**Information shown**
********

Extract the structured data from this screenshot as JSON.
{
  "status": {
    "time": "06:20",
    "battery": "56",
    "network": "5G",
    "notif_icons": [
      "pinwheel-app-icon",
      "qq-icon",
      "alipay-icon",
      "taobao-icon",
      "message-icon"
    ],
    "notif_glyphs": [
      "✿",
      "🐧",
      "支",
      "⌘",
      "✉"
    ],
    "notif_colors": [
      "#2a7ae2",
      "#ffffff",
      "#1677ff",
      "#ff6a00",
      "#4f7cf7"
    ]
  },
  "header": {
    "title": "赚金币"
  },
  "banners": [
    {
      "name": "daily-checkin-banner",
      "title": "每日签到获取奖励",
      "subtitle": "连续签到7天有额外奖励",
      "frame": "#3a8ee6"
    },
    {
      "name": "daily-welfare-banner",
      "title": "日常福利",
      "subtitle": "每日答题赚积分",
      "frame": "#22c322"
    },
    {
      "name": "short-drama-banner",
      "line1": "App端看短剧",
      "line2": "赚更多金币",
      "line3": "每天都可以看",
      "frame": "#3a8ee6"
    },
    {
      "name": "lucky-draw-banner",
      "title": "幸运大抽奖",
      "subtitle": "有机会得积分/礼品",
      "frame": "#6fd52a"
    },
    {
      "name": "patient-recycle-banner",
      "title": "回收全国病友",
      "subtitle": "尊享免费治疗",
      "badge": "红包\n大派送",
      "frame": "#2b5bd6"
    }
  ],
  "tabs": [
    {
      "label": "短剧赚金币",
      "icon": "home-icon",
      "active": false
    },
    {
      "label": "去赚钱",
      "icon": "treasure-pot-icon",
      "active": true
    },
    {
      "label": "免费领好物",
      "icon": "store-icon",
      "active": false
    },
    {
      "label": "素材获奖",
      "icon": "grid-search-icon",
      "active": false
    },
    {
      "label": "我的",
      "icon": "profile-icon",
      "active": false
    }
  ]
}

********

**Exercise goal**
Make an exact copy of all the data.

**Exercise response**
Extract the structured data from this screenshot as JSON.
{
  "status": {
    "time": "06:20",
    "battery": "56",
    "network": "5G",
    "notif_icons": [
      "pinwheel-app-icon",
      "qq-icon",
      "alipay-icon",
      "taobao-icon",
      "message-icon"
    ],
    "notif_glyphs": [
      "✿",
      "🐧",
      "支",
      "⌘",
      "✉"
    ],
    "notif_colors": [
      "#2a7ae2",
      "#ffffff",
      "#1677ff",
      "#ff6a00",
      "#4f7cf7"
    ]
  },
  "header": {
    "title": "赚金币"
  },
  "banners": [
    {
      "name": "daily-checkin-banner",
      "title": "每日签到获取奖励",
      "subtitle": "连续签到7天有额外奖励",
      "frame": "#3a8ee6"
    },
    {
      "name": "daily-welfare-banner",
      "title": "日常福利",
      "subtitle": "每日答题赚积分",
      "frame": "#22c322"
    },
    {
      "name": "short-drama-banner",
      "line1": "App端看短剧",
      "line2": "赚更多金币",
      "line3": "每天都可以看",
      "frame": "#3a8ee6"
    },
    {
      "name": "lucky-draw-banner",
      "title": "幸运大抽奖",
      "subtitle": "有机会得积分/礼品",
      "frame": "#6fd52a"
    },
    {
      "name": "patient-recycle-banner",
      "title": "回收全国病友",
      "subtitle": "尊享免费治疗",
      "badge": "红包\n大派送",
      "frame": "#2b5bd6"
    }
  ],
  "tabs": [
    {
      "label": "短剧赚金币",
      "icon": "home-icon",
      "active": false
    },
    {
      "label": "去赚钱",
      "icon": "treasure-pot-icon",
      "active": true
    },
    {
      "label": "免费领好物",
      "icon": "store-icon",
      "active": false
    },
    {
      "label": "素材获奖",
      "icon": "grid-search-icon",
      "active": false
    },
    {
      "label": "我的",
      "icon": "profile-icon",
      "active": false
    }
  ]
}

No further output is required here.